The exercise> Find the lines with "mantle" in them and copy them out.
Start Source material
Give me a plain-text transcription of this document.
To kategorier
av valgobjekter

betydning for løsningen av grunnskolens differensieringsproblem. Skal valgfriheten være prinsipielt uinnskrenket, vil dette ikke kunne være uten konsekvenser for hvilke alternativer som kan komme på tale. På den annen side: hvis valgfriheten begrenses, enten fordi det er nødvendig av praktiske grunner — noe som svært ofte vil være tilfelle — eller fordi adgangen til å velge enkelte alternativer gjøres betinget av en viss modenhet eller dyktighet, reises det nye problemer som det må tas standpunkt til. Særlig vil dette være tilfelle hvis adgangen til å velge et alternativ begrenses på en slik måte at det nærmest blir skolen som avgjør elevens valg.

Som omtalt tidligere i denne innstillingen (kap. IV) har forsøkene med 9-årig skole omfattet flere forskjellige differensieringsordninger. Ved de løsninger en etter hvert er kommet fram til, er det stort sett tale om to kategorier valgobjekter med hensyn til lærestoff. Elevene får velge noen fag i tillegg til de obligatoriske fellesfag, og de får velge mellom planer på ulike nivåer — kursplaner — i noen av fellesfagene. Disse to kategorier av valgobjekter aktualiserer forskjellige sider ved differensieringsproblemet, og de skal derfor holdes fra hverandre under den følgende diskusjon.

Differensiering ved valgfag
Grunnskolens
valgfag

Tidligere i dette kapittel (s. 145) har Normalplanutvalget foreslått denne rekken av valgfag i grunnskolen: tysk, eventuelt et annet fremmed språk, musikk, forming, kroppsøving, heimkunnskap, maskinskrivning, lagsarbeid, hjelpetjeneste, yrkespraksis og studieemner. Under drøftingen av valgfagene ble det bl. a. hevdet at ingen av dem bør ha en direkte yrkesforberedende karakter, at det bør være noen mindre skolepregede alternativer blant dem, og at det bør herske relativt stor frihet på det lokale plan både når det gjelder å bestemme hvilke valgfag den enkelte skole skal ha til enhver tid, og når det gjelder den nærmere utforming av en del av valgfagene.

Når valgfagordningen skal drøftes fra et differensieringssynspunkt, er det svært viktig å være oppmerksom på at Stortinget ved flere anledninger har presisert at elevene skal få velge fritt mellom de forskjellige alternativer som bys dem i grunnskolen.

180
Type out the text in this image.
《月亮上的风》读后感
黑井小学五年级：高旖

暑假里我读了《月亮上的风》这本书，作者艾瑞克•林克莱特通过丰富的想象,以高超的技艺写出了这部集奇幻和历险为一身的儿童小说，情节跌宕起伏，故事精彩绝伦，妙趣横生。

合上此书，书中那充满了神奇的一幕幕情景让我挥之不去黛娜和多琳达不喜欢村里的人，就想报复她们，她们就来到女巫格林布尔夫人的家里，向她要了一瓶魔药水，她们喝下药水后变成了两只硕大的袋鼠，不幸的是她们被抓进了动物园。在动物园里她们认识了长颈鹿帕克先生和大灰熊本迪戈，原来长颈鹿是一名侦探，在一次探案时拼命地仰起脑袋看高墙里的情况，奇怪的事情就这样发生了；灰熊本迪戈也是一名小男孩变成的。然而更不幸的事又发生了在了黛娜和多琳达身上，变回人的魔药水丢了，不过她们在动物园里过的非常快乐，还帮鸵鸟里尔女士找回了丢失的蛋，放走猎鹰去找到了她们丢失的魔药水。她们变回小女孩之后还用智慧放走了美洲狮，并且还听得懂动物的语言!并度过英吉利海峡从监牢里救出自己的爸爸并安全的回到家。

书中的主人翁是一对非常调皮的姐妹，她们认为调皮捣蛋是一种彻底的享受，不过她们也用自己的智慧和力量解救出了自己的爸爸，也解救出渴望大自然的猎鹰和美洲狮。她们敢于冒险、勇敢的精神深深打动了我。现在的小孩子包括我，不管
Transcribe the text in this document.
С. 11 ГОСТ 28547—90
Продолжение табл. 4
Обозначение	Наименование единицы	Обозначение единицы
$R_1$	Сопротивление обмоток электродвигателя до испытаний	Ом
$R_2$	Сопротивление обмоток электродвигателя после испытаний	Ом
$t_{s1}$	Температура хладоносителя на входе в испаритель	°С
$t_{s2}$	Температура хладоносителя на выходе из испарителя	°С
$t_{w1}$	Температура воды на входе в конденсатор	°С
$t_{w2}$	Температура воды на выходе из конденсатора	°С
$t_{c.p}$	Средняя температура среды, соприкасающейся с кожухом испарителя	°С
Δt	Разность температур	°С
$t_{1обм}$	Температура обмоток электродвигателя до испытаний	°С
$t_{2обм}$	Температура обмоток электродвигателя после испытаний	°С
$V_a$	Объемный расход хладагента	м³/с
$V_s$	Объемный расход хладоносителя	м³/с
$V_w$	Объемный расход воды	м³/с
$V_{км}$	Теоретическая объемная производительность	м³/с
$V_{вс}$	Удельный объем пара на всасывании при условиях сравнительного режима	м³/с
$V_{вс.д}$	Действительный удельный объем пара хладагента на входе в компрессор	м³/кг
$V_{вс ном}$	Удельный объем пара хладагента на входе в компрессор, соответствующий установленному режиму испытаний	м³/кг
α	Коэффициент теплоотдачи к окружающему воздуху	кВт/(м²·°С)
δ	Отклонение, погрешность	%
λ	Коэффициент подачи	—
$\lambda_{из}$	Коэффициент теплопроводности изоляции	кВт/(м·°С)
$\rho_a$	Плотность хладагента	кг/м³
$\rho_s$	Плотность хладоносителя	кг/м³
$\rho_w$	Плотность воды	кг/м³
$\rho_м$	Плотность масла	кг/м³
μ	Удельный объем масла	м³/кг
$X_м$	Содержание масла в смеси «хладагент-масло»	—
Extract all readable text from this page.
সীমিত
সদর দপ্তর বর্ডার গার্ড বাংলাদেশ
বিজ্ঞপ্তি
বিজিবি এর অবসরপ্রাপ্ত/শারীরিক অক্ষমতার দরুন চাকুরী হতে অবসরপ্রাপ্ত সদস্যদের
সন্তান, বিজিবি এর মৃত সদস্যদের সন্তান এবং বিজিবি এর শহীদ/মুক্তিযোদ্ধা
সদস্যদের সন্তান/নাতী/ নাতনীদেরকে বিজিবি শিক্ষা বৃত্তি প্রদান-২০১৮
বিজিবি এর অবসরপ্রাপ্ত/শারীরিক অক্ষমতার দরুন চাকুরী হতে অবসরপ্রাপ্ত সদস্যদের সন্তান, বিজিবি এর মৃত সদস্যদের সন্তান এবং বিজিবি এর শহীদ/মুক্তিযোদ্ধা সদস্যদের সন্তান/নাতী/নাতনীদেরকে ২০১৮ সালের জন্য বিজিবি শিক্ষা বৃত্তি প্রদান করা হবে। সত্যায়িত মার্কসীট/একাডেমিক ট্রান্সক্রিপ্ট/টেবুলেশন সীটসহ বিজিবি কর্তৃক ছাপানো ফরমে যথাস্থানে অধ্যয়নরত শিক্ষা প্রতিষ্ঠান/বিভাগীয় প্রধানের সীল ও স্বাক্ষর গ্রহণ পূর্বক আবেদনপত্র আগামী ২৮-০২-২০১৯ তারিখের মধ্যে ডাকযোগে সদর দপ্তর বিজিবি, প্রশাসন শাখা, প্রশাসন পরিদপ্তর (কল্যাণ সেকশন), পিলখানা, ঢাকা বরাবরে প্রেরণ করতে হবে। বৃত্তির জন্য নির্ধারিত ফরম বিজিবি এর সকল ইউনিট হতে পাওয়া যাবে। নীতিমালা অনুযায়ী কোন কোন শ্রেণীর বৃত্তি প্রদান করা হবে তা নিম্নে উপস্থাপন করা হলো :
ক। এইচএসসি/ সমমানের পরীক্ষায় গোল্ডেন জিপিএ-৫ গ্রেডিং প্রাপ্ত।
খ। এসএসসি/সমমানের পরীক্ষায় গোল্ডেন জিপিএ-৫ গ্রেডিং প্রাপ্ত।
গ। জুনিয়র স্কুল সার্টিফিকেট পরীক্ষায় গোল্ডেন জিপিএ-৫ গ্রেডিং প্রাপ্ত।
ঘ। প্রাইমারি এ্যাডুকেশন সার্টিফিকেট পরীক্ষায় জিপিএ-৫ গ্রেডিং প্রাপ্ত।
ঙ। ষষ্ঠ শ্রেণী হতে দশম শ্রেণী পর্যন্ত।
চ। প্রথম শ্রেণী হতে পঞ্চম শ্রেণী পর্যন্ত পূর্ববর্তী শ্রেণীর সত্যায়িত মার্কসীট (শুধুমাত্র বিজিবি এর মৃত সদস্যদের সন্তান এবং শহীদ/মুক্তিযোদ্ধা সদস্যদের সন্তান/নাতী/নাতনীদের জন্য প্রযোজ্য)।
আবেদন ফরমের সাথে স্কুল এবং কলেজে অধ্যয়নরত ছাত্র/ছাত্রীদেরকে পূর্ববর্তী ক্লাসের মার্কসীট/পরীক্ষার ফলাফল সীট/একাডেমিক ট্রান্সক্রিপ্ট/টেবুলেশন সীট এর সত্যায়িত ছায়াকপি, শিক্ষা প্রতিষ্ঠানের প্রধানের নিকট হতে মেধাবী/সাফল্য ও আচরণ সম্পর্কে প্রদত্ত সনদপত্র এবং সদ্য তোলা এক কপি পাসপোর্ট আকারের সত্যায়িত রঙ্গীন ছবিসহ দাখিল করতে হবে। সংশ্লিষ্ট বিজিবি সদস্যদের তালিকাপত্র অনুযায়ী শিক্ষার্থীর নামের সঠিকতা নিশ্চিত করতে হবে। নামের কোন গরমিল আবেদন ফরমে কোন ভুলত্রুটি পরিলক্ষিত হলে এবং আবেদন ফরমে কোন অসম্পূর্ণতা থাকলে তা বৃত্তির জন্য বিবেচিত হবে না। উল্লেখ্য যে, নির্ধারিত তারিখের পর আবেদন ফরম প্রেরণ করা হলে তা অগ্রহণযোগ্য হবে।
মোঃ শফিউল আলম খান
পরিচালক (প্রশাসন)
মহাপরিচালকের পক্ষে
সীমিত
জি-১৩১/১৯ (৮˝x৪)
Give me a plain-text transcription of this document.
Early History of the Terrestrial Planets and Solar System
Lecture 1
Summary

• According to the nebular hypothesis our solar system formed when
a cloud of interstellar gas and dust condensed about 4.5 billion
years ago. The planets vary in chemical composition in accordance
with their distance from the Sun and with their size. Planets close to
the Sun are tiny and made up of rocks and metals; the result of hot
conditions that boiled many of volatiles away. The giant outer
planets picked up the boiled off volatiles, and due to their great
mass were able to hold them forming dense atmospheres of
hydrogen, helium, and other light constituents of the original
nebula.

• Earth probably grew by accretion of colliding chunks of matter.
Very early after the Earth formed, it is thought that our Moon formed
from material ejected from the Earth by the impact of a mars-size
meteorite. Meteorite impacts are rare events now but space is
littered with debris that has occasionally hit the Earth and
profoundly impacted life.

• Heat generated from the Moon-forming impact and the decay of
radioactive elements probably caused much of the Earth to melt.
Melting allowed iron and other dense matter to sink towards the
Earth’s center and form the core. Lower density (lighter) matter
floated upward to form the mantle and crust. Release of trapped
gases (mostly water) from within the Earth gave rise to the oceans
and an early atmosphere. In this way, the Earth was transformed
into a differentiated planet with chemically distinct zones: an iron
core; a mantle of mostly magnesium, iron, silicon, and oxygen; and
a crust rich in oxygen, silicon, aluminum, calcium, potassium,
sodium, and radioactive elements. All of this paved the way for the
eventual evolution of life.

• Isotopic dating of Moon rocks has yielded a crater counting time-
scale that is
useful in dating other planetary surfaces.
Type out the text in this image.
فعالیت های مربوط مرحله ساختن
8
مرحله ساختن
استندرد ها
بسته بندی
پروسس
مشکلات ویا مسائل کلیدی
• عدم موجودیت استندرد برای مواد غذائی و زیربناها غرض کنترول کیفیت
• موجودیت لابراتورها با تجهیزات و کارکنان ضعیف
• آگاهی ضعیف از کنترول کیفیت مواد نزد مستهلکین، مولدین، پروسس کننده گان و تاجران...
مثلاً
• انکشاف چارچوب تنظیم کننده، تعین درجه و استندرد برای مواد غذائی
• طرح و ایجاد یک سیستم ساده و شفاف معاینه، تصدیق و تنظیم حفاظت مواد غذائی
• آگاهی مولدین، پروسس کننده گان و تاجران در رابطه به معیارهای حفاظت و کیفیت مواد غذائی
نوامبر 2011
End Source material
Final result>
floated upward to form the mantle and crust. Release of trapped
core; a mantle of mostly magnesium, iron, silicon, and oxygen; and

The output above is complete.